# WRITTEN TASK
Put the lines from the one with "dialogs-row: MP3 Player" up to and including the one with "normal-label: Normal Só: [40, 714, 106, 730]" into a JSON list of strings, one string for each line, leaving out blank lines.

(Bounding box entries)
________________________________________

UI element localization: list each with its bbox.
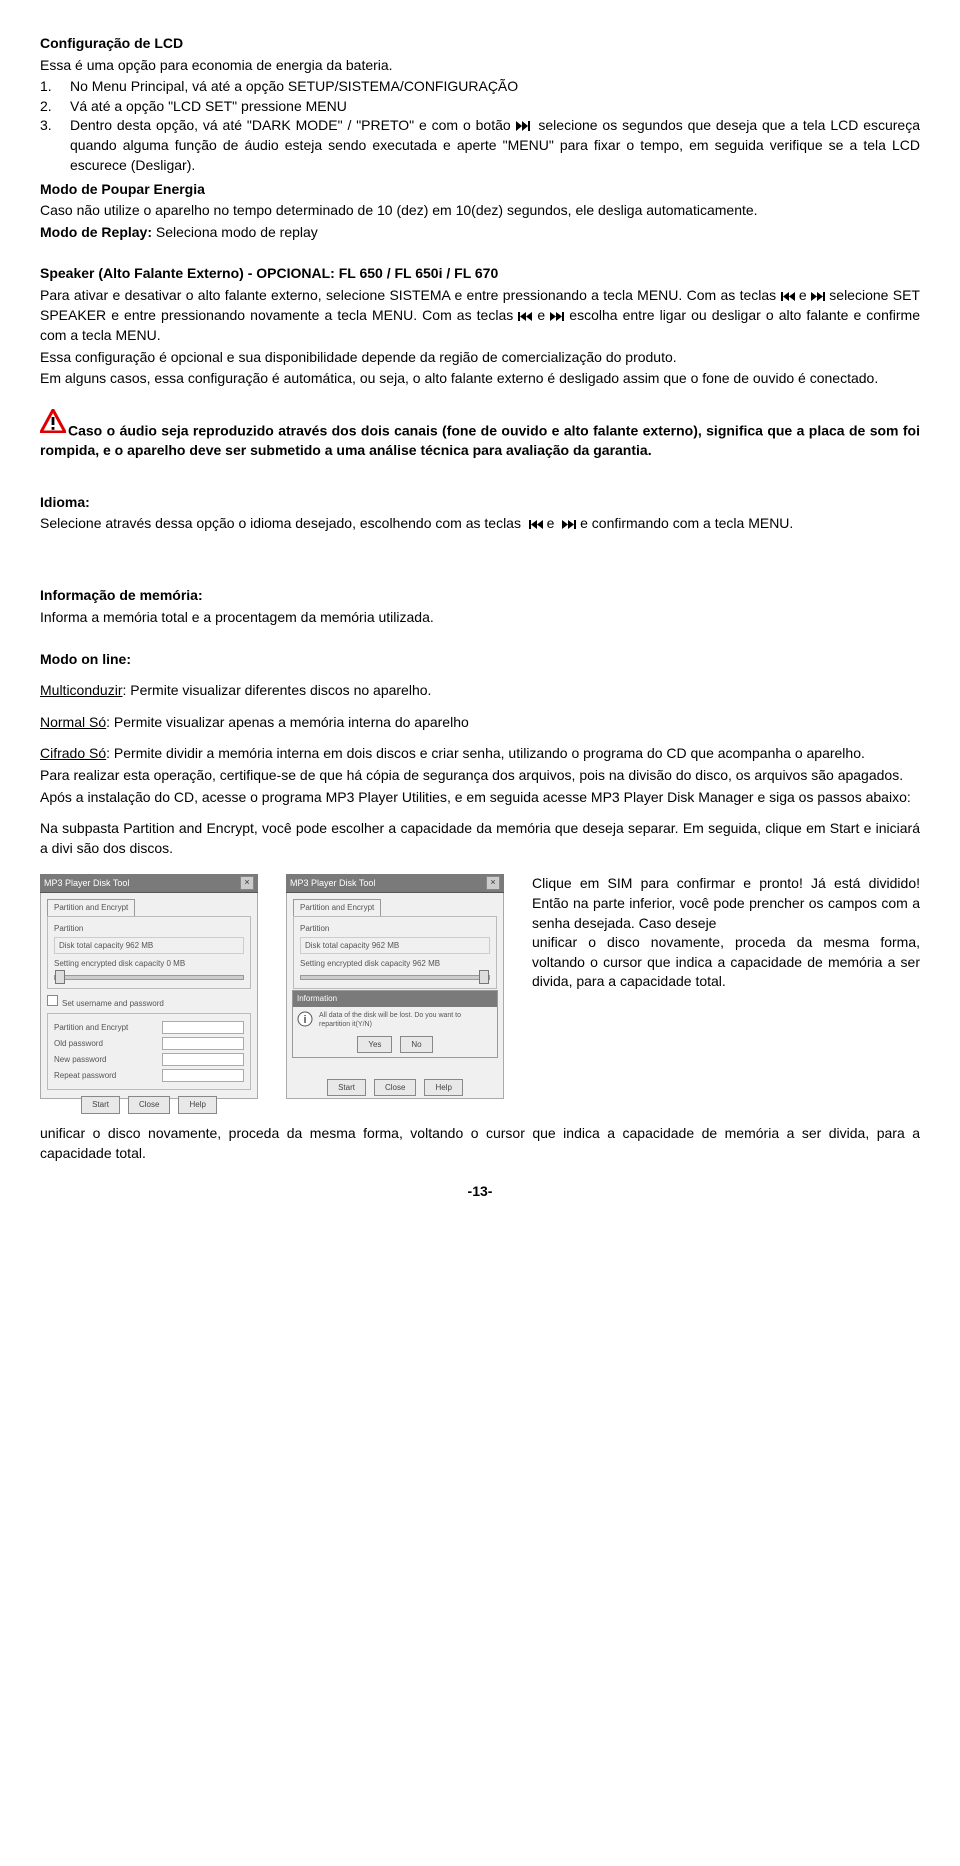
dialogs-row: MP3 Player Disk Tool × Partition and Enc…: [40, 874, 920, 1104]
prev-track-icon: [518, 307, 532, 327]
dialog2-titlebar: MP3 Player Disk Tool ×: [286, 874, 504, 893]
dialog1-f2-label: Old password: [54, 1038, 103, 1049]
cifrado-text: : Permite dividir a memória interna em d…: [106, 745, 865, 761]
normal-label: Normal Só: [40, 714, 106, 730]
dialog2-line1: Disk total capacity 962 MB: [300, 937, 490, 954]
dialog2-title: MP3 Player Disk Tool: [290, 877, 375, 890]
dialog1-tab[interactable]: Partition and Encrypt: [47, 899, 135, 915]
memoria-title: Informação de memória:: [40, 586, 920, 606]
speaker-models: FL 650 / FL 650i / FL 670: [339, 265, 499, 281]
dialog1-close-button[interactable]: ×: [240, 876, 254, 890]
lcd-item1-text: No Menu Principal, vá até a opção SETUP/…: [70, 77, 518, 97]
next-track-icon: [550, 307, 564, 327]
speaker-p2: Essa configuração é opcional e sua dispo…: [40, 348, 920, 368]
online-p2: Após a instalação do CD, acesse o progra…: [40, 788, 920, 808]
idioma-title: Idioma:: [40, 493, 920, 513]
dialog1-close-button[interactable]: Close: [128, 1096, 170, 1113]
dialog1-f1-label: Partition and Encrypt: [54, 1022, 128, 1033]
prev-track-icon: [529, 515, 543, 535]
lcd-title: Configuração de LCD: [40, 34, 920, 54]
side-text: Clique em SIM para confirmar e pronto! J…: [532, 874, 920, 992]
dialog1-slider[interactable]: [54, 975, 244, 980]
prev-track-icon: [781, 287, 795, 307]
multi-label: Multiconduzir: [40, 682, 122, 698]
normal-text: : Permite visualizar apenas a memória in…: [106, 714, 469, 730]
idioma-text: Selecione através dessa opção o idioma d…: [40, 514, 920, 534]
lcd-intro: Essa é uma opção para economia de energi…: [40, 56, 920, 76]
next-track-icon: [516, 117, 534, 137]
dialog1-titlebar: MP3 Player Disk Tool ×: [40, 874, 258, 893]
dialog1-chk-label: Set username and password: [62, 999, 164, 1008]
lcd-item1-num: 1.: [40, 77, 58, 97]
dialog1-group-label: Partition: [54, 923, 244, 934]
dialog-1: MP3 Player Disk Tool × Partition and Enc…: [40, 874, 258, 1104]
dialog2-close-button[interactable]: ×: [486, 876, 500, 890]
dialog1-line1: Disk total capacity 962 MB: [54, 937, 244, 954]
dialog1-f3-input[interactable]: [162, 1053, 244, 1066]
speaker-p3: Em alguns casos, essa configuração é aut…: [40, 369, 920, 389]
dialog1-f1-input[interactable]: [162, 1021, 244, 1034]
energy-title: Modo de Poupar Energia: [40, 180, 920, 200]
page-number: -13-: [40, 1182, 920, 1202]
dialog2-no-button[interactable]: No: [400, 1036, 432, 1053]
footer-text: unificar o disco novamente, proceda da m…: [40, 1124, 920, 1163]
dialog2-info-overlay: Information i All data of the disk will …: [292, 990, 498, 1058]
cifrado-label: Cifrado Só: [40, 745, 106, 761]
replay-text: Seleciona modo de replay: [156, 224, 318, 240]
dialog1-title: MP3 Player Disk Tool: [44, 877, 129, 890]
dialog-2: MP3 Player Disk Tool × Partition and Enc…: [286, 874, 504, 1104]
memoria-text: Informa a memória total e a procentagem …: [40, 608, 920, 628]
next-track-icon: [562, 515, 576, 535]
dialog2-slider[interactable]: [300, 975, 490, 980]
warning-text: Caso o áudio seja reproduzido através do…: [40, 423, 920, 459]
sidetext-p1: Clique em SIM para confirmar e pronto! J…: [532, 874, 920, 933]
dialog2-yes-button[interactable]: Yes: [357, 1036, 392, 1053]
speaker-p1: Para ativar e desativar o alto falante e…: [40, 286, 920, 346]
dialog1-help-button[interactable]: Help: [178, 1096, 216, 1113]
lcd-item2-text: Vá até a opção "LCD SET" pressione MENU: [70, 97, 347, 117]
warning-block: Caso o áudio seja reproduzido através do…: [40, 409, 920, 461]
replay-label: Modo de Replay:: [40, 224, 156, 240]
svg-text:i: i: [303, 1014, 306, 1026]
dialog2-line2: Setting encrypted disk capacity 962 MB: [300, 958, 490, 969]
next-track-icon: [811, 287, 825, 307]
dialog2-group-label: Partition: [300, 923, 490, 934]
speaker-label: Speaker (Alto Falante Externo) - OPCIONA…: [40, 265, 339, 281]
online-title: Modo on line:: [40, 650, 920, 670]
dialog2-start-button[interactable]: Start: [327, 1079, 366, 1096]
dialog2-help-button[interactable]: Help: [424, 1079, 462, 1096]
lcd-item3-text: Dentro desta opção, vá até "DARK MODE" /…: [70, 116, 920, 175]
dialog2-info-title: Information: [293, 991, 497, 1006]
multi-text: : Permite visualizar diferentes discos n…: [122, 682, 431, 698]
dialog2-info-text: All data of the disk will be lost. Do yo…: [319, 1011, 493, 1031]
dialog1-line2: Setting encrypted disk capacity 0 MB: [54, 958, 244, 969]
online-p1: Para realizar esta operação, certifique-…: [40, 766, 920, 786]
lcd-item3-num: 3.: [40, 116, 58, 175]
lcd-item2-num: 2.: [40, 97, 58, 117]
dialog1-f3-label: New password: [54, 1054, 106, 1065]
online-p3: Na subpasta Partition and Encrypt, você …: [40, 819, 920, 858]
info-icon: i: [297, 1011, 313, 1027]
dialog1-f2-input[interactable]: [162, 1037, 244, 1050]
warning-icon: [40, 409, 66, 439]
sidetext-p2: unificar o disco novamente, proceda da m…: [532, 933, 920, 992]
dialog1-f4-input[interactable]: [162, 1069, 244, 1082]
dialog1-start-button[interactable]: Start: [81, 1096, 120, 1113]
dialog2-tab[interactable]: Partition and Encrypt: [293, 899, 381, 915]
dialog2-closebtn-button[interactable]: Close: [374, 1079, 416, 1096]
energy-text: Caso não utilize o aparelho no tempo det…: [40, 201, 920, 221]
dialog1-f4-label: Repeat password: [54, 1070, 116, 1081]
dialog1-checkbox[interactable]: [47, 995, 58, 1006]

________________________________________

# SOLUTION FOR THIS EXERCISE
[
  "dialogs-row: MP3 Player Disk Tool × Partition and Enc…: [40, 874, 920, 1104]",
  "prev-track-icon: [518, 307, 532, 327]",
  "dialog2-titlebar: MP3 Player Disk Tool ×: [286, 874, 504, 893]",
  "dialog1-f2-label: Old password: [54, 1038, 103, 1049]",
  "cifrado-text: : Permite dividir a memória interna em d…: [106, 745, 865, 761]",
  "normal-label: Normal Só: [40, 714, 106, 730]"
]